§ **SET EXERCISE**: Report how many lines contain "топлива", with no other words.

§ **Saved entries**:
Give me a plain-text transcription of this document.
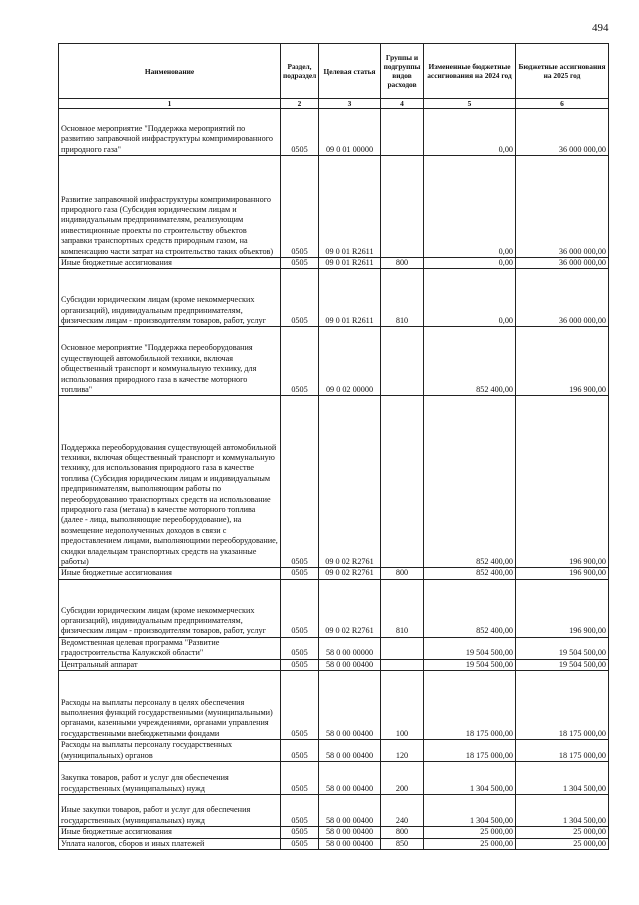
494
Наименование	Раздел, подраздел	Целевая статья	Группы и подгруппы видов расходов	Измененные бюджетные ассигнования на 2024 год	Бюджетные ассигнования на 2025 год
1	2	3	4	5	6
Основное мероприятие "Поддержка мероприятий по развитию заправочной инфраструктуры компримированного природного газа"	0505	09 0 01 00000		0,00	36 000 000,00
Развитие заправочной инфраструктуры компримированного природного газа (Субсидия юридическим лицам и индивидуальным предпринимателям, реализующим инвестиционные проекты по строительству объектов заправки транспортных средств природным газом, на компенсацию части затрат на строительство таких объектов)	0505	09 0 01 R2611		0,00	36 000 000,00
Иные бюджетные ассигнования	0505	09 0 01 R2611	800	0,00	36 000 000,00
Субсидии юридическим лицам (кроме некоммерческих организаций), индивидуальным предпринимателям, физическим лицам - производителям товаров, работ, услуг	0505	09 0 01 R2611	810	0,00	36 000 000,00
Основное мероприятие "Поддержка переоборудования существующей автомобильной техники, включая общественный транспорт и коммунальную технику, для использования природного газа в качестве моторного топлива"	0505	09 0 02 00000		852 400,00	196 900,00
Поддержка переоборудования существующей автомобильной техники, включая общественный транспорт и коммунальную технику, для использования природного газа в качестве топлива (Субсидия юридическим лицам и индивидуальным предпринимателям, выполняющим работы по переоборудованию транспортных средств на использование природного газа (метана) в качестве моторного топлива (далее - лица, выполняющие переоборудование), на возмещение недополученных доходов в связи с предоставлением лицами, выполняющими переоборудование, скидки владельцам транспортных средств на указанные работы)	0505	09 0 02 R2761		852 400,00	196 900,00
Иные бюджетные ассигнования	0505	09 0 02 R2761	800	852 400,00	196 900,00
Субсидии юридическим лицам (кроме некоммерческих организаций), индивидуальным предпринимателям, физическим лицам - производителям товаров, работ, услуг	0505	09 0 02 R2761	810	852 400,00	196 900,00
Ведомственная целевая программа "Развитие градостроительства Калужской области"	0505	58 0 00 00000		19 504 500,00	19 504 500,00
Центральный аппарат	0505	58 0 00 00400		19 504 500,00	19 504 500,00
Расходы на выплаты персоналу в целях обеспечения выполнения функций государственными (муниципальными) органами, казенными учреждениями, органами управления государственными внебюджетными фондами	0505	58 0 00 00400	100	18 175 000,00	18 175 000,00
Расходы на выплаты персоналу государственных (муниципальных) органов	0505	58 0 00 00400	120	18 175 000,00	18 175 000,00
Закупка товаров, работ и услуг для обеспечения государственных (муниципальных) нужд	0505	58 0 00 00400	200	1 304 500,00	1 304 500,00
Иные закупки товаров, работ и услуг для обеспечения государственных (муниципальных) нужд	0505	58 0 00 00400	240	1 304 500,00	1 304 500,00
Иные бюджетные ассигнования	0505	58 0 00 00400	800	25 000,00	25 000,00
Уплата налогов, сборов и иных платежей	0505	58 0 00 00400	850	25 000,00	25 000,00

--

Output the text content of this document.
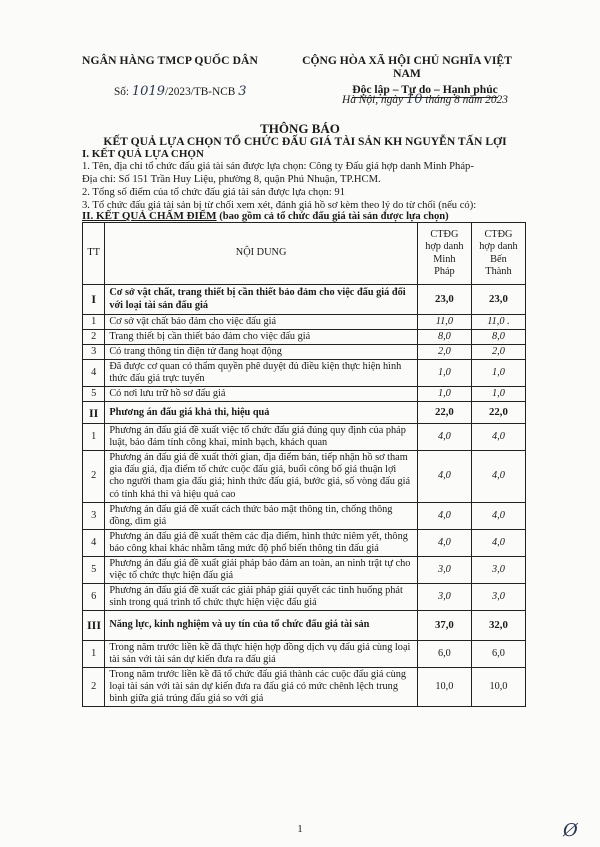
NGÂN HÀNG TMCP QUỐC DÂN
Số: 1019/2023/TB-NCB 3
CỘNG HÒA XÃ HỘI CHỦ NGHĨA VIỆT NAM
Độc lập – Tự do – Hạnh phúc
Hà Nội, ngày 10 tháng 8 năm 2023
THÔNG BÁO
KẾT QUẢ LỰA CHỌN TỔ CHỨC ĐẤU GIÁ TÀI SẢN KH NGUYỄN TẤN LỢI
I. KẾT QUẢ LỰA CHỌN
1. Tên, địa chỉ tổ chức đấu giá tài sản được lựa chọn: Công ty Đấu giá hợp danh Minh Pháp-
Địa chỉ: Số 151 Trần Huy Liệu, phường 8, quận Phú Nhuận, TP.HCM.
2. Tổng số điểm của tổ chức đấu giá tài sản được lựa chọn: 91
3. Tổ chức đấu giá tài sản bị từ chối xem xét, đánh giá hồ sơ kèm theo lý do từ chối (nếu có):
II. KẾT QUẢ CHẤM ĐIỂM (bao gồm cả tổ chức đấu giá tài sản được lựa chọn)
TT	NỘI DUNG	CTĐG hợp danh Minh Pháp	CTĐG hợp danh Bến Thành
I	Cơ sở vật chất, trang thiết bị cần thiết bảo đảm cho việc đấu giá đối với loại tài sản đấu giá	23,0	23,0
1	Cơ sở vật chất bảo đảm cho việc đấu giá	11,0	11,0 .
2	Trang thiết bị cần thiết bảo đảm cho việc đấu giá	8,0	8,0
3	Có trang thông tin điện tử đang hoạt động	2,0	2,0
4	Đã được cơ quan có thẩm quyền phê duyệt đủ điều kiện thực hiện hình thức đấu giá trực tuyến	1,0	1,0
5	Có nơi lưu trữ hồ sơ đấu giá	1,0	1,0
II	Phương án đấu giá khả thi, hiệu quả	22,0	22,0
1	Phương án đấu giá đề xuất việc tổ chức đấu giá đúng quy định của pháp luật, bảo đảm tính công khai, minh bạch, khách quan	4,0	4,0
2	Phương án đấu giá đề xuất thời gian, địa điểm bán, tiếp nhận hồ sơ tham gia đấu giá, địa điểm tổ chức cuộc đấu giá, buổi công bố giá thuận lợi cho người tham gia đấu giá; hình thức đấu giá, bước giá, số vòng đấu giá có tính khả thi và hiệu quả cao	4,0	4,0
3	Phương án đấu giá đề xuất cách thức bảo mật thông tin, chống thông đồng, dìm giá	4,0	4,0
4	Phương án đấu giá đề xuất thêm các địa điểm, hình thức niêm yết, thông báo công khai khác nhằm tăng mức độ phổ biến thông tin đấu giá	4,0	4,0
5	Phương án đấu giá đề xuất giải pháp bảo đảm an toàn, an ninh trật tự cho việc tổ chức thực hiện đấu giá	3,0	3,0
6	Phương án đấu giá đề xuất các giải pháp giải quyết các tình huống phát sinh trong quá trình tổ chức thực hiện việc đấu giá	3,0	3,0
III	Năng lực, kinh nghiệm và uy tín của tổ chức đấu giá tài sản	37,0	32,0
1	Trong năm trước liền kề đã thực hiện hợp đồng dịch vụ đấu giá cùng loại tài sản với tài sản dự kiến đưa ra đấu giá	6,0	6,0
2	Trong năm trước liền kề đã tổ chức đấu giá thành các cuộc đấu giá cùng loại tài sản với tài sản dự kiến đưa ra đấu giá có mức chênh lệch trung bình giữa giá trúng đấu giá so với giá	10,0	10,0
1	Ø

§ **OUTPUT OF THE TASK**: 2